▸ **Dataset entries**:
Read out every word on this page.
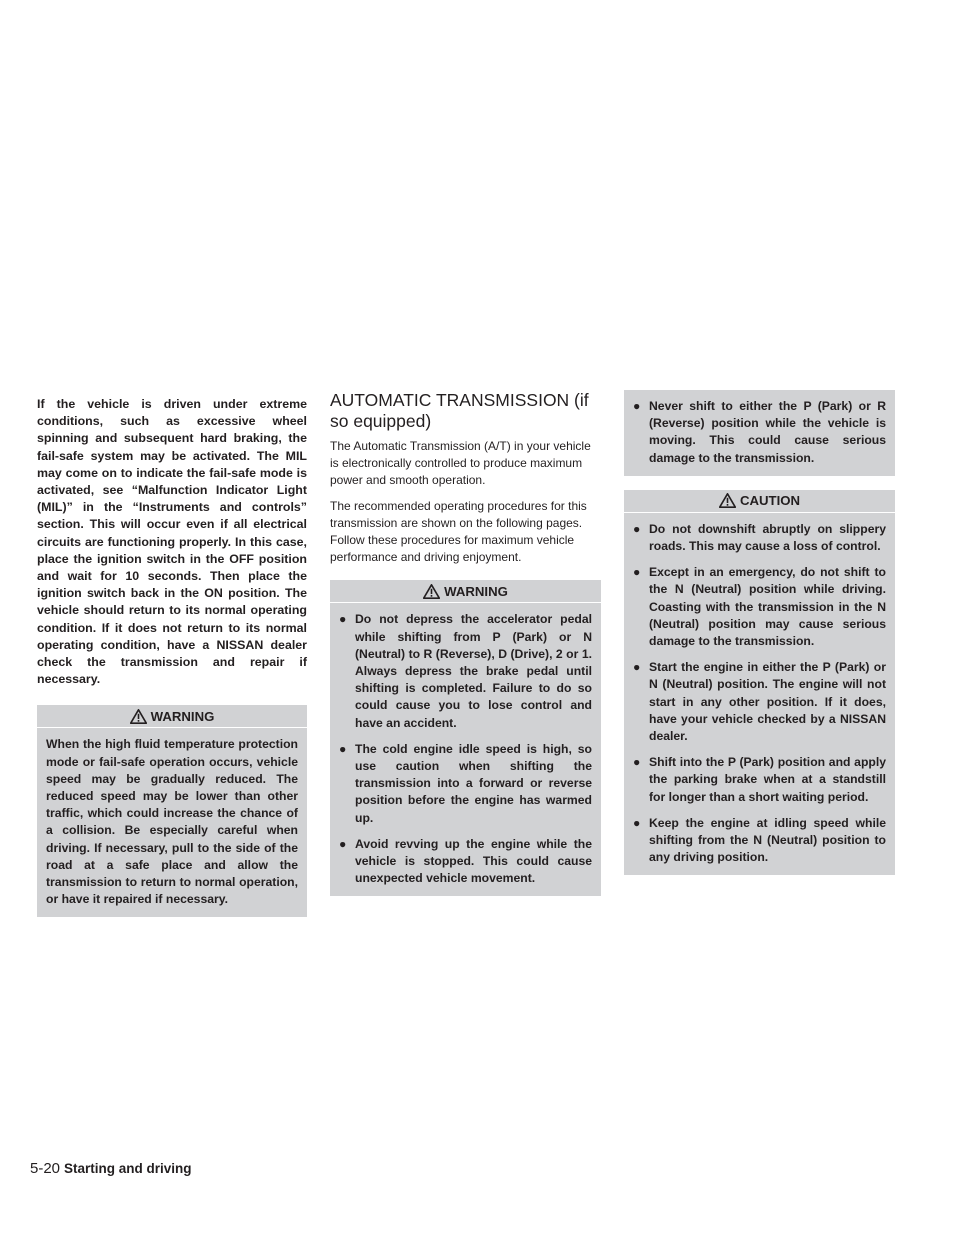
If the vehicle is driven under extreme conditions, such as excessive wheel spinning and subsequent hard braking, the fail-safe system may be activated. The MIL may come on to indicate the fail-safe mode is activated, see “Malfunction Indicator Light (MIL)” in the “Instruments and controls” section. This will occur even if all electrical circuits are functioning properly. In this case, place the ignition switch in the OFF position and wait for 10 seconds. Then place the ignition switch back in the ON position. The vehicle should return to its normal operating condition. If it does not return to its normal operating condition, have a NISSAN dealer check the transmission and repair if necessary.

WARNING

When the high fluid temperature protection mode or fail-safe operation occurs, vehicle speed may be gradually reduced. The reduced speed may be lower than other traffic, which could increase the chance of a collision. Be especially careful when driving. If necessary, pull to the side of the road at a safe place and allow the transmission to return to normal operation, or have it repaired if necessary.

AUTOMATIC TRANSMISSION (if so equipped)

The Automatic Transmission (A/T) in your vehicle is electronically controlled to produce maximum power and smooth operation.

The recommended operating procedures for this transmission are shown on the following pages. Follow these procedures for maximum vehicle performance and driving enjoyment.

WARNING
● Do not depress the accelerator pedal while shifting from P (Park) or N (Neutral) to R (Reverse), D (Drive), 2 or 1. Always depress the brake pedal until shifting is completed. Failure to do so could cause you to lose control and have an accident.
● The cold engine idle speed is high, so use caution when shifting the transmission into a forward or reverse position before the engine has warmed up.
● Avoid revving up the engine while the vehicle is stopped. This could cause unexpected vehicle movement.
● Never shift to either the P (Park) or R (Reverse) position while the vehicle is moving. This could cause serious damage to the transmission.
CAUTION
● Do not downshift abruptly on slippery roads. This may cause a loss of control.
● Except in an emergency, do not shift to the N (Neutral) position while driving. Coasting with the transmission in the N (Neutral) position may cause serious damage to the transmission.
● Start the engine in either the P (Park) or N (Neutral) position. The engine will not start in any other position. If it does, have your vehicle checked by a NISSAN dealer.
● Shift into the P (Park) position and apply the parking brake when at a standstill for longer than a short waiting period.
● Keep the engine at idling speed while shifting from the N (Neutral) position to any driving position.
5-20 Starting and driving
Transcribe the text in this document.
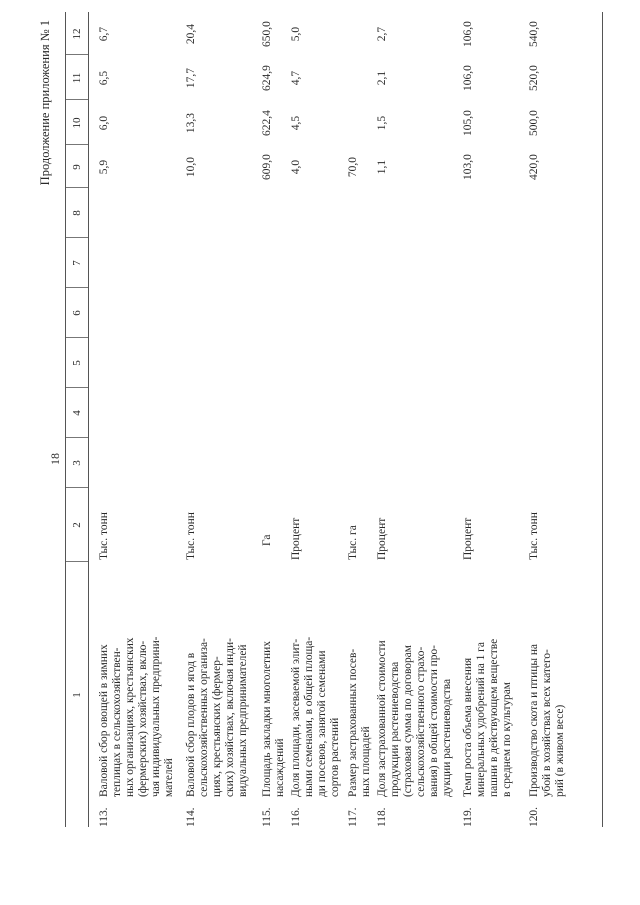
18
Продолжение приложения № 1
1
2
3
4
5
6
7
8
9
10
11
12
113.
Валовой сбор овощей в зимних теплицах в сельскохозяйствен- ных организациях, крестьянских (фермерских) хозяйствах, вклю- чая индивидуальных предприни- мателей
Тыс. тонн
5,9
6,0
6,5
6,7
114.
Валовой сбор плодов и ягод в сельскохозяйственных организа- циях, крестьянских (фермер- ских) хозяйствах, включая инди- видуальных предпринимателей
Тыс. тонн
10,0
13,3
17,7
20,4
115.
Площадь закладки многолетних насаждений
Га
609,0
622,4
624,9
650,0
116.
Доля площади, засеваемой элит- ными семенами, в общей площа- ди посевов, занятой семенами сортов растений
Процент
4,0
4,5
4,7
5,0
117.
Размер застрахованных посев- ных площадей
Тыс. га
70,0
118.
Доля застрахованной стоимости продукции растениеводства (страховая сумма по договорам сельскохозяйственного страхо- вания) в общей стоимости про- дукции растениеводства
Процент
1,1
1,5
2,1
2,7
119.
Темп роста объема внесения минеральных удобрений на 1 га пашни в действующем веществе в среднем по культурам
Процент
103,0
105,0
106,0
106,0
120.
Производство скота и птицы на убой в хозяйствах всех катего- рий (в живом весе)
Тыс. тонн
420,0
500,0
520,0
540,0
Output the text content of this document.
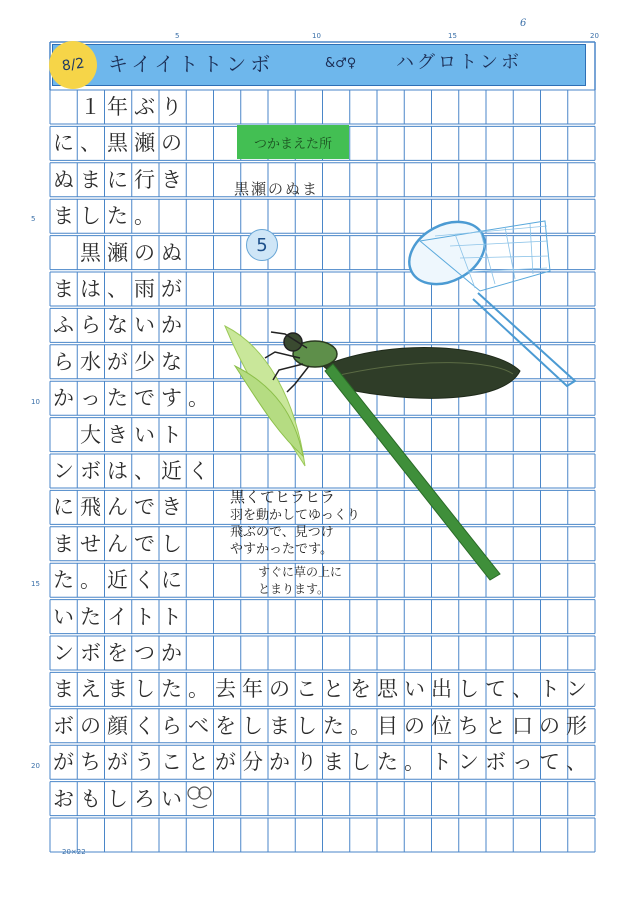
5	10	15	20
5
10
15
20
6
20×22
8/2 キイイトトンボ	&♂♀ ハグロトンボ
　１ 年 ぶ り
に 、 黒 瀬 の
ぬ ま に 行 き
ま し た 。
　黒 瀬 の ぬ
ま は 、 雨 が
ふ ら な い か
ら 水 が 少 な
か っ た で す 。
　大 き い ト
ン ボ は 、 近 く
に 飛 ん で き
ま せ ん で し
た 。 近 く に
い た イ ト ト
ン ボ を つ か
ま え ま し た 。 去 年 の こ と を 思 い 出 し て 、 ト ン
ボ の 顔 く ら べ を し ま し た 。 目 の 位 ち と 口 の 形
が ち が う こ と が 分 か り ま し た 。 ト ン ボ っ て 、
お も し ろ い
つかまえた所
黒瀬のぬま
5
黒くてヒラヒラ
羽を動かしてゆっくり
飛ぶので、見つけ
やすかったです。
すぐに草の上に
とまります。
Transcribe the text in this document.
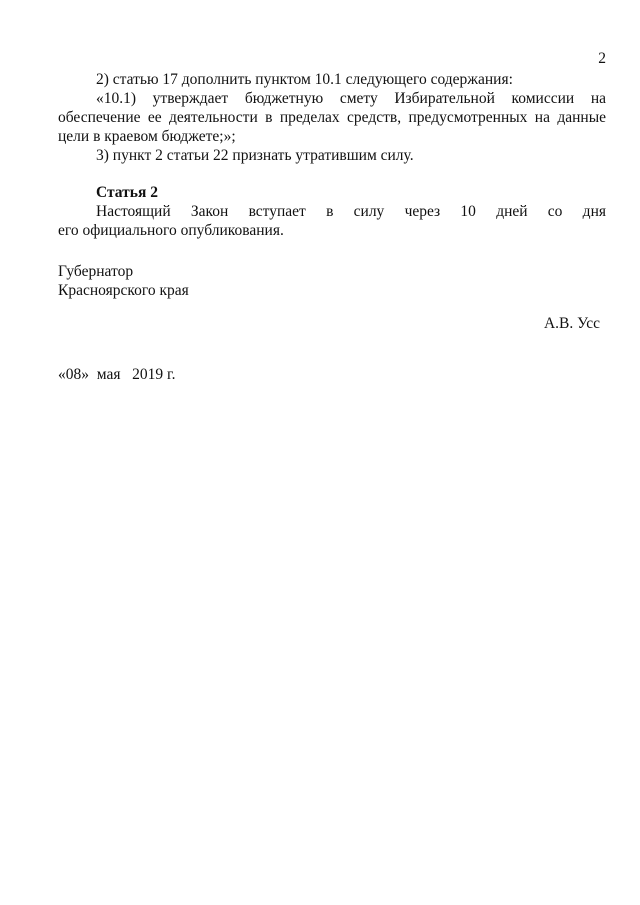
2

2) статью 17 дополнить пунктом 10.1 следующего содержания:

«10.1) утверждает бюджетную смету Избирательной комиссии на

обеспечение ее деятельности в пределах средств, предусмотренных на данные цели в краевом бюджете;»;

3) пункт 2 статьи 22 признать утратившим силу.

Статья 2

Настоящий Закон вступает в силу через 10 дней со дня

его официального опубликования.

Губернатор
Красноярского края
А.В. Усс
«08»  мая   2019 г.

▸ **To be done**: Make an exact copy of the records above, with the pictures left out.

▸ **Written answer**:
Read out every word on this page.
If the vehicle is driven under extreme conditions, such as excessive wheel spinning and subsequent hard braking, the fail-safe system may be activated. The MIL may come on to indicate the fail-safe mode is activated, see “Malfunction Indicator Light (MIL)” in the “Instruments and controls” section. This will occur even if all electrical circuits are functioning properly. In this case, place the ignition switch in the OFF position and wait for 10 seconds. Then place the ignition switch back in the ON position. The vehicle should return to its normal operating condition. If it does not return to its normal operating condition, have a NISSAN dealer check the transmission and repair if necessary.

WARNING

When the high fluid temperature protection mode or fail-safe operation occurs, vehicle speed may be gradually reduced. The reduced speed may be lower than other traffic, which could increase the chance of a collision. Be especially careful when driving. If necessary, pull to the side of the road at a safe place and allow the transmission to return to normal operation, or have it repaired if necessary.

AUTOMATIC TRANSMISSION (if so equipped)

The Automatic Transmission (A/T) in your vehicle is electronically controlled to produce maximum power and smooth operation.

The recommended operating procedures for this transmission are shown on the following pages. Follow these procedures for maximum vehicle performance and driving enjoyment.

WARNING
● Do not depress the accelerator pedal while shifting from P (Park) or N (Neutral) to R (Reverse), D (Drive), 2 or 1. Always depress the brake pedal until shifting is completed. Failure to do so could cause you to lose control and have an accident.
● The cold engine idle speed is high, so use caution when shifting the transmission into a forward or reverse position before the engine has warmed up.
● Avoid revving up the engine while the vehicle is stopped. This could cause unexpected vehicle movement.
● Never shift to either the P (Park) or R (Reverse) position while the vehicle is moving. This could cause serious damage to the transmission.
CAUTION
● Do not downshift abruptly on slippery roads. This may cause a loss of control.
● Except in an emergency, do not shift to the N (Neutral) position while driving. Coasting with the transmission in the N (Neutral) position may cause serious damage to the transmission.
● Start the engine in either the P (Park) or N (Neutral) position. The engine will not start in any other position. If it does, have your vehicle checked by a NISSAN dealer.
● Shift into the P (Park) position and apply the parking brake when at a standstill for longer than a short waiting period.
● Keep the engine at idling speed while shifting from the N (Neutral) position to any driving position.
5-20 Starting and driving
Transcribe the text in this document.
18
Продолжение приложения № 1
1
2
3
4
5
6
7
8
9
10
11
12
113.
Валовой сбор овощей в зимних теплицах в сельскохозяйствен- ных организациях, крестьянских (фермерских) хозяйствах, вклю- чая индивидуальных предприни- мателей
Тыс. тонн
5,9
6,0
6,5
6,7
114.
Валовой сбор плодов и ягод в сельскохозяйственных организа- циях, крестьянских (фермер- ских) хозяйствах, включая инди- видуальных предпринимателей
Тыс. тонн
10,0
13,3
17,7
20,4
115.
Площадь закладки многолетних насаждений
Га
609,0
622,4
624,9
650,0
116.
Доля площади, засеваемой элит- ными семенами, в общей площа- ди посевов, занятой семенами сортов растений
Процент
4,0
4,5
4,7
5,0
117.
Размер застрахованных посев- ных площадей
Тыс. га
70,0
118.
Доля застрахованной стоимости продукции растениеводства (страховая сумма по договорам сельскохозяйственного страхо- вания) в общей стоимости про- дукции растениеводства
Процент
1,1
1,5
2,1
2,7
119.
Темп роста объема внесения минеральных удобрений на 1 га пашни в действующем веществе в среднем по культурам
Процент
103,0
105,0
106,0
106,0
120.
Производство скота и птицы на убой в хозяйствах всех катего- рий (в живом весе)
Тыс. тонн
420,0
500,0
520,0
540,0
Output the text content of this document.
5	10	15	20
5
10
15
20
6
20×22
8/2 キイイトトンボ	&♂♀ ハグロトンボ
　１ 年 ぶ り
に 、 黒 瀬 の
ぬ ま に 行 き
ま し た 。
　黒 瀬 の ぬ
ま は 、 雨 が
ふ ら な い か
ら 水 が 少 な
か っ た で す 。
　大 き い ト
ン ボ は 、 近 く
に 飛 ん で き
ま せ ん で し
た 。 近 く に
い た イ ト ト
ン ボ を つ か
ま え ま し た 。 去 年 の こ と を 思 い 出 し て 、 ト ン
ボ の 顔 く ら べ を し ま し た 。 目 の 位 ち と 口 の 形
が ち が う こ と が 分 か り ま し た 。 ト ン ボ っ て 、
お も し ろ い
つかまえた所
黒瀬のぬま
5
黒くてヒラヒラ
羽を動かしてゆっくり
飛ぶので、見つけ
やすかったです。
すぐに草の上に
とまります。
Transcribe the text in this document.
2

2) статью 17 дополнить пунктом 10.1 следующего содержания:

«10.1) утверждает бюджетную смету Избирательной комиссии на

обеспечение ее деятельности в пределах средств, предусмотренных на данные цели в краевом бюджете;»;

3) пункт 2 статьи 22 признать утратившим силу.

Статья 2

Настоящий Закон вступает в силу через 10 дней со дня

его официального опубликования.

Губернатор
Красноярского края
А.В. Усс
«08»  мая   2019 г.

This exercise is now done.